Extracts from a graphics dataset
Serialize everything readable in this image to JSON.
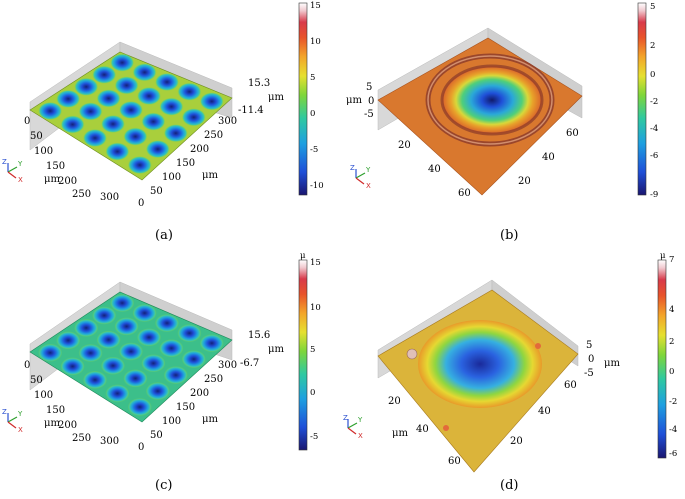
{
  "figure": {
    "panels": [
      {
        "id": "a",
        "caption": "(a)",
        "surface": "dimple-array",
        "z_labels": [
          "15.3",
          "-11.4"
        ],
        "z_unit": "μm",
        "x_ticks": [
          "0",
          "50",
          "100",
          "150",
          "200",
          "250",
          "300"
        ],
        "x_unit": "μm",
        "y_ticks": [
          "0",
          "50",
          "100",
          "150",
          "200",
          "250",
          "300"
        ],
        "y_unit": "μm",
        "colorbar": {
          "title": "",
          "ticks": [
            "15",
            "10",
            "5",
            "0",
            "-5",
            "-10"
          ],
          "min": -11.4,
          "max": 15.3
        },
        "triad": {
          "z": "Z",
          "y": "Y",
          "x": "X"
        }
      },
      {
        "id": "b",
        "caption": "(b)",
        "surface": "single-crater-rim",
        "z_labels": [
          "5",
          "0",
          "-5"
        ],
        "z_unit": "μm",
        "x_ticks": [
          "20",
          "40",
          "60"
        ],
        "y_ticks": [
          "20",
          "40",
          "60"
        ],
        "colorbar": {
          "title": "",
          "ticks": [
            "5",
            "2",
            "0",
            "-2",
            "-4",
            "-6",
            "-9"
          ],
          "min": -9,
          "max": 5
        },
        "triad": {
          "z": "Z",
          "y": "Y",
          "x": "X"
        }
      },
      {
        "id": "c",
        "caption": "(c)",
        "surface": "dimple-array",
        "z_labels": [
          "15.6",
          "-6.7"
        ],
        "z_unit": "μm",
        "x_ticks": [
          "0",
          "50",
          "100",
          "150",
          "200",
          "250",
          "300"
        ],
        "x_unit": "μm",
        "y_ticks": [
          "0",
          "50",
          "100",
          "150",
          "200",
          "250",
          "300"
        ],
        "y_unit": "μm",
        "colorbar": {
          "title": "μ",
          "ticks": [
            "15",
            "10",
            "5",
            "0",
            "-5"
          ],
          "min": -6.7,
          "max": 15.6
        },
        "triad": {
          "z": "Z",
          "y": "Y",
          "x": "X"
        }
      },
      {
        "id": "d",
        "caption": "(d)",
        "surface": "single-crater-flat",
        "z_labels": [
          "5",
          "0",
          "-5"
        ],
        "z_unit": "μm",
        "x_ticks": [
          "20",
          "40",
          "60"
        ],
        "x_unit": "μm",
        "y_ticks": [
          "20",
          "40",
          "60"
        ],
        "colorbar": {
          "title": "μ",
          "ticks": [
            "7",
            "4",
            "2",
            "0",
            "-2",
            "-4",
            "-6"
          ],
          "min": -6.5,
          "max": 7
        },
        "triad": {
          "z": "Z",
          "y": "Y",
          "x": "X"
        }
      }
    ],
    "colormap": [
      "#1a1670",
      "#1f4fd8",
      "#1ea0e0",
      "#2fc9a0",
      "#7ed63a",
      "#e6e030",
      "#f3a52a",
      "#e8532a",
      "#d83a4a",
      "#f1c9cf",
      "#ffffff"
    ]
  }
}
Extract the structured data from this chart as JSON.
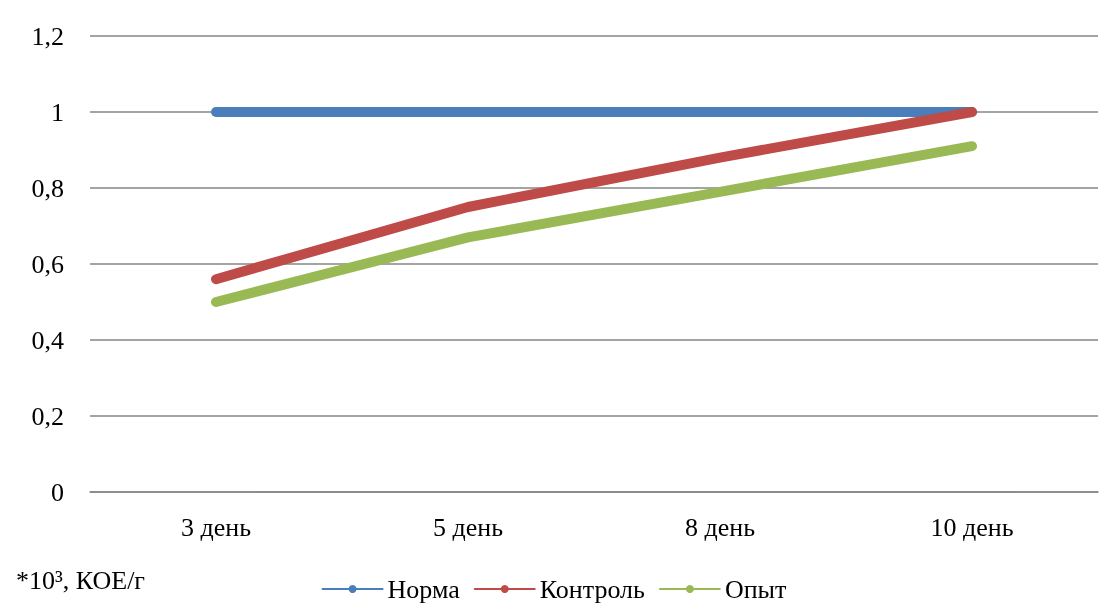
{
  "chart_data": {
    "type": "line",
    "categories": [
      "3 день",
      "5 день",
      "8 день",
      "10 день"
    ],
    "series": [
      {
        "name": "Норма",
        "color": "#4a7ebb",
        "values": [
          1,
          1,
          1,
          1
        ]
      },
      {
        "name": "Контроль",
        "color": "#be4b48",
        "values": [
          0.56,
          0.75,
          0.88,
          1
        ]
      },
      {
        "name": "Опыт",
        "color": "#98b954",
        "values": [
          0.5,
          0.67,
          0.79,
          0.91
        ]
      }
    ],
    "ylim": [
      0,
      1.2
    ],
    "yticks": [
      0,
      {
        "value": 0.2,
        "label": "0,2"
      },
      {
        "value": 0.4,
        "label": "0,4"
      },
      {
        "value": 0.6,
        "label": "0,6"
      },
      {
        "value": 0.8,
        "label": "0,8"
      },
      1,
      {
        "value": 1.2,
        "label": "1,2"
      }
    ],
    "grid": "y",
    "legend": "bottom",
    "marker": "none",
    "line_style": "solid",
    "annotations": [
      "*10³, КОЕ/г"
    ]
  }
}
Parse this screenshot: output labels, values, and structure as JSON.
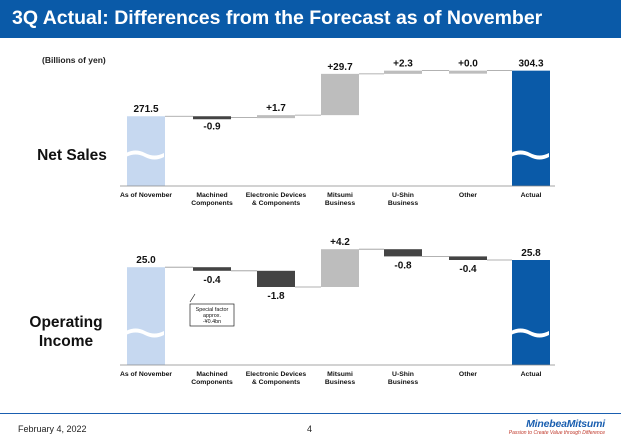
{
  "title": "3Q Actual: Differences from the Forecast as of November",
  "unit": "(Billions of yen)",
  "colors": {
    "header": "#0a5aa8",
    "start": "#c6d8f0",
    "end": "#0a5aa8",
    "positive": "#bdbdbd",
    "negative": "#444444",
    "connector": "#999999"
  },
  "chart_data": [
    {
      "type": "bar",
      "subtype": "waterfall",
      "title": "Net Sales",
      "categories": [
        "As of November",
        "Machined\nComponents",
        "Electronic Devices\n& Components",
        "Mitsumi\nBusiness",
        "U-Shin\nBusiness",
        "Other",
        "Actual"
      ],
      "values": [
        271.5,
        -0.9,
        1.7,
        29.7,
        2.3,
        0.0,
        304.3
      ],
      "labels": [
        "271.5",
        "-0.9",
        "+1.7",
        "+29.7",
        "+2.3",
        "+0.0",
        "304.3"
      ],
      "axis_break": true
    },
    {
      "type": "bar",
      "subtype": "waterfall",
      "title": "Operating\nIncome",
      "categories": [
        "As of November",
        "Machined\nComponents",
        "Electronic Devices\n& Components",
        "Mitsumi\nBusiness",
        "U-Shin\nBusiness",
        "Other",
        "Actual"
      ],
      "values": [
        25.0,
        -0.4,
        -1.8,
        4.2,
        -0.8,
        -0.4,
        25.8
      ],
      "labels": [
        "25.0",
        "-0.4",
        "-1.8",
        "+4.2",
        "-0.8",
        "-0.4",
        "25.8"
      ],
      "axis_break": true,
      "annotation": "Special factor\napprox.\n-¥0.4bn"
    }
  ],
  "footer": {
    "date": "February 4, 2022",
    "page": "4",
    "brand": "MinebeaMitsumi",
    "tagline": "Passion to Create Value through Difference"
  }
}
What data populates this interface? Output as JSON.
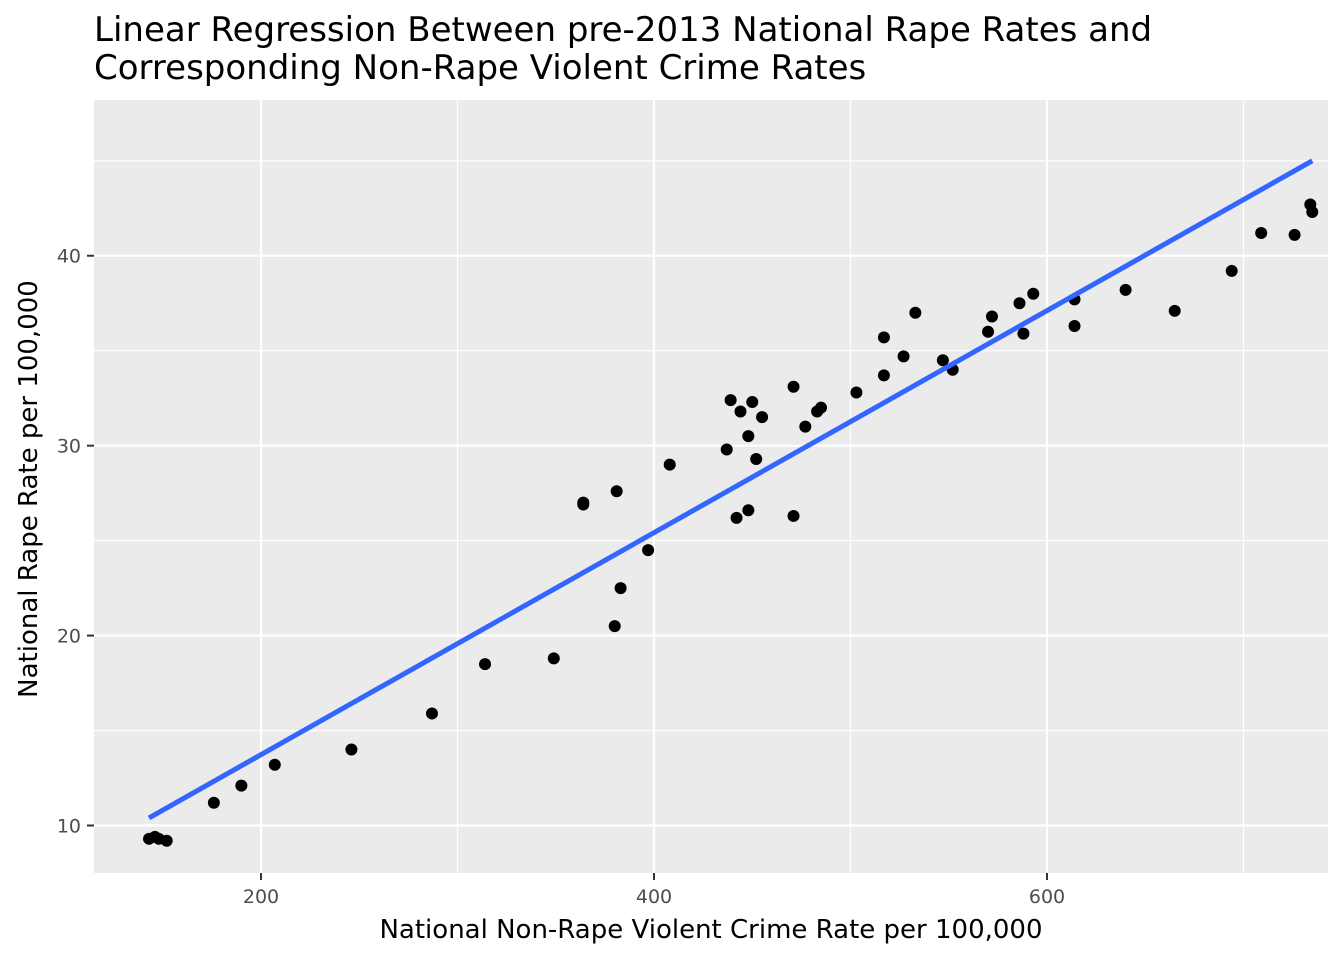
{
  "chart_data": {
    "type": "scatter",
    "title": "Linear Regression Between pre-2013 National Rape Rates and Corresponding Non-Rape Violent Crime Rates",
    "title_lines": [
      "Linear Regression Between pre-2013 National Rape Rates and",
      "Corresponding Non-Rape Violent Crime Rates"
    ],
    "xlabel": "National Non-Rape Violent Crime Rate per 100,000",
    "ylabel": "National Rape Rate per 100,000",
    "xlim": [
      115,
      743
    ],
    "ylim": [
      7.5,
      48.2
    ],
    "x_ticks": [
      200,
      400,
      600
    ],
    "y_ticks": [
      10,
      20,
      30,
      40
    ],
    "grid": true,
    "legend": "none",
    "colors": {
      "panel": "#ebebeb",
      "grid": "#ffffff",
      "point": "#000000",
      "line": "#3366ff"
    },
    "series": [
      {
        "kind": "points",
        "x": [
          143,
          146,
          148,
          152,
          176,
          190,
          207,
          246,
          287,
          314,
          349,
          364,
          364,
          380,
          381,
          383,
          397,
          408,
          437,
          439,
          442,
          444,
          448,
          448,
          450,
          452,
          455,
          471,
          471,
          477,
          483,
          485,
          503,
          517,
          517,
          527,
          533,
          547,
          552,
          570,
          572,
          586,
          588,
          593,
          614,
          614,
          640,
          665,
          694,
          709,
          726,
          734,
          735
        ],
        "y": [
          9.3,
          9.4,
          9.3,
          9.2,
          11.2,
          12.1,
          13.2,
          14.0,
          15.9,
          18.5,
          18.8,
          27.0,
          26.9,
          20.5,
          27.6,
          22.5,
          24.5,
          29.0,
          29.8,
          32.4,
          26.2,
          31.8,
          30.5,
          26.6,
          32.3,
          29.3,
          31.5,
          33.1,
          26.3,
          31.0,
          31.8,
          32.0,
          32.8,
          35.7,
          33.7,
          34.7,
          37.0,
          34.5,
          34.0,
          36.0,
          36.8,
          37.5,
          35.9,
          38.0,
          37.7,
          36.3,
          38.2,
          37.1,
          39.2,
          41.2,
          41.1,
          42.7,
          42.3
        ]
      },
      {
        "kind": "regression_line",
        "x": [
          143,
          735
        ],
        "y": [
          10.4,
          45.0
        ]
      }
    ]
  }
}
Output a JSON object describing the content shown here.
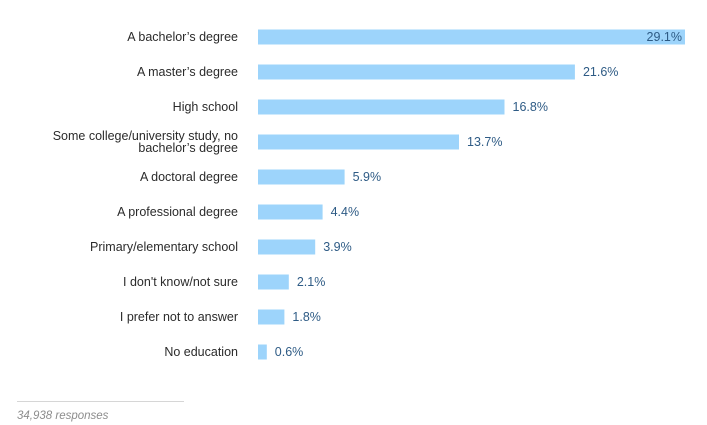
{
  "chart_data": {
    "type": "bar",
    "orientation": "horizontal",
    "categories": [
      [
        "A bachelor’s degree"
      ],
      [
        "A master’s degree"
      ],
      [
        "High school"
      ],
      [
        "Some college/university study, no",
        "bachelor’s degree"
      ],
      [
        "A doctoral degree"
      ],
      [
        "A professional degree"
      ],
      [
        "Primary/elementary school"
      ],
      [
        "I don't know/not sure"
      ],
      [
        "I prefer not to answer"
      ],
      [
        "No education"
      ]
    ],
    "values": [
      29.1,
      21.6,
      16.8,
      13.7,
      5.9,
      4.4,
      3.9,
      2.1,
      1.8,
      0.6
    ],
    "value_labels": [
      "29.1%",
      "21.6%",
      "16.8%",
      "13.7%",
      "5.9%",
      "4.4%",
      "3.9%",
      "2.1%",
      "1.8%",
      "0.6%"
    ],
    "xlim": [
      0,
      29.1
    ],
    "grid": false,
    "bar_color": "#9dd4fb",
    "value_label_color": "#2e5b85",
    "category_label_color": "#2b2b2b"
  },
  "footer": {
    "responses": "34,938 responses"
  }
}
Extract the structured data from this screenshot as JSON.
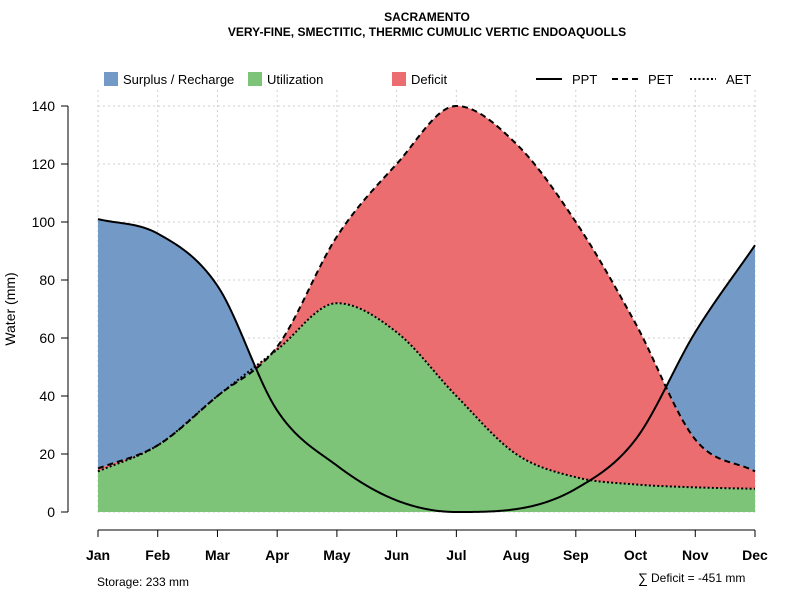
{
  "chart_data": {
    "type": "area",
    "title": "SACRAMENTO",
    "subtitle": "VERY-FINE, SMECTITIC, THERMIC CUMULIC VERTIC ENDOAQUOLLS",
    "xlabel": "",
    "ylabel": "Water (mm)",
    "ylim": [
      0,
      140
    ],
    "yticks": [
      0,
      20,
      40,
      60,
      80,
      100,
      120,
      140
    ],
    "categories": [
      "Jan",
      "Feb",
      "Mar",
      "Apr",
      "May",
      "Jun",
      "Jul",
      "Aug",
      "Sep",
      "Oct",
      "Nov",
      "Dec"
    ],
    "grid": true,
    "legend": {
      "fills": [
        {
          "label": "Surplus / Recharge",
          "color": "#7399C6"
        },
        {
          "label": "Utilization",
          "color": "#7DC478"
        },
        {
          "label": "Deficit",
          "color": "#EB6D6F"
        }
      ],
      "lines": [
        {
          "label": "PPT",
          "style": "solid"
        },
        {
          "label": "PET",
          "style": "dashed"
        },
        {
          "label": "AET",
          "style": "dotted"
        }
      ]
    },
    "series": [
      {
        "name": "PPT",
        "values": [
          101,
          96,
          78,
          35,
          16,
          4,
          0,
          1,
          8,
          25,
          62,
          92
        ]
      },
      {
        "name": "PET",
        "values": [
          15,
          23,
          40,
          57,
          95,
          120,
          140,
          127,
          100,
          65,
          25,
          14
        ]
      },
      {
        "name": "AET",
        "values": [
          14,
          23,
          40,
          56,
          72,
          62,
          40,
          20,
          12,
          9.5,
          8.5,
          8
        ]
      }
    ],
    "annotations": {
      "storage": "Storage: 233 mm",
      "deficit_symbol": "∑",
      "deficit": "Deficit = -451 mm"
    }
  }
}
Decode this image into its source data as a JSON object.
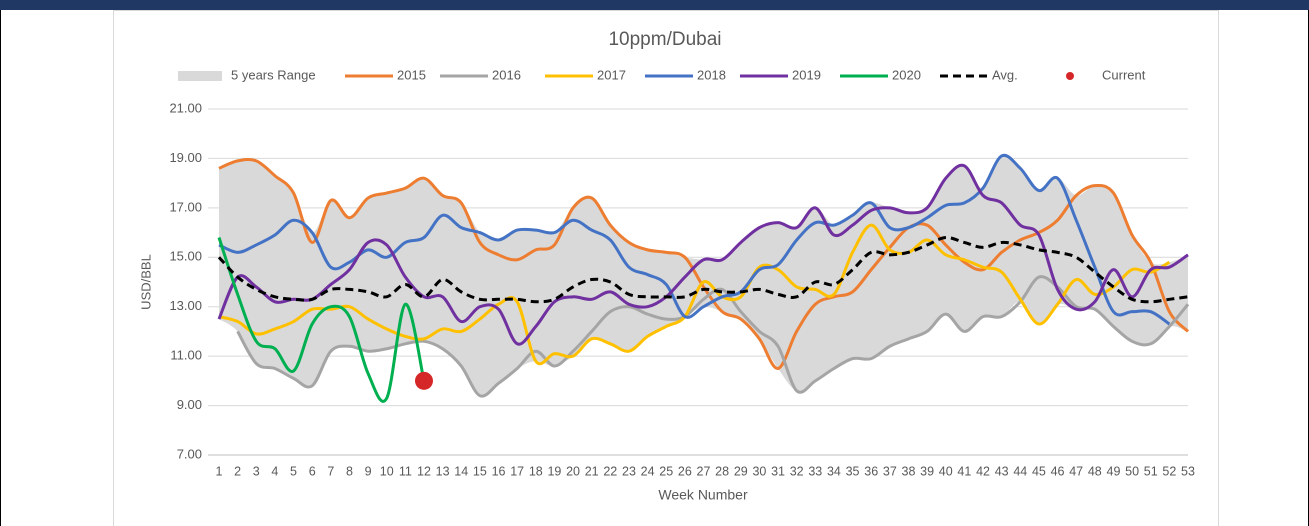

Directions
Check each line above for the word "this" and copy the ones that have it.

Exercise answer
Serialize everything readable in this image to JSON.
Extract the structured data from this chart as JSON.
Parse this screenshot: output labels, values, and structure as JSON.
What data populates this interface? Output as JSON.
Extract the structured data from this screenshot as JSON.
Decode this image into its source data as a JSON object.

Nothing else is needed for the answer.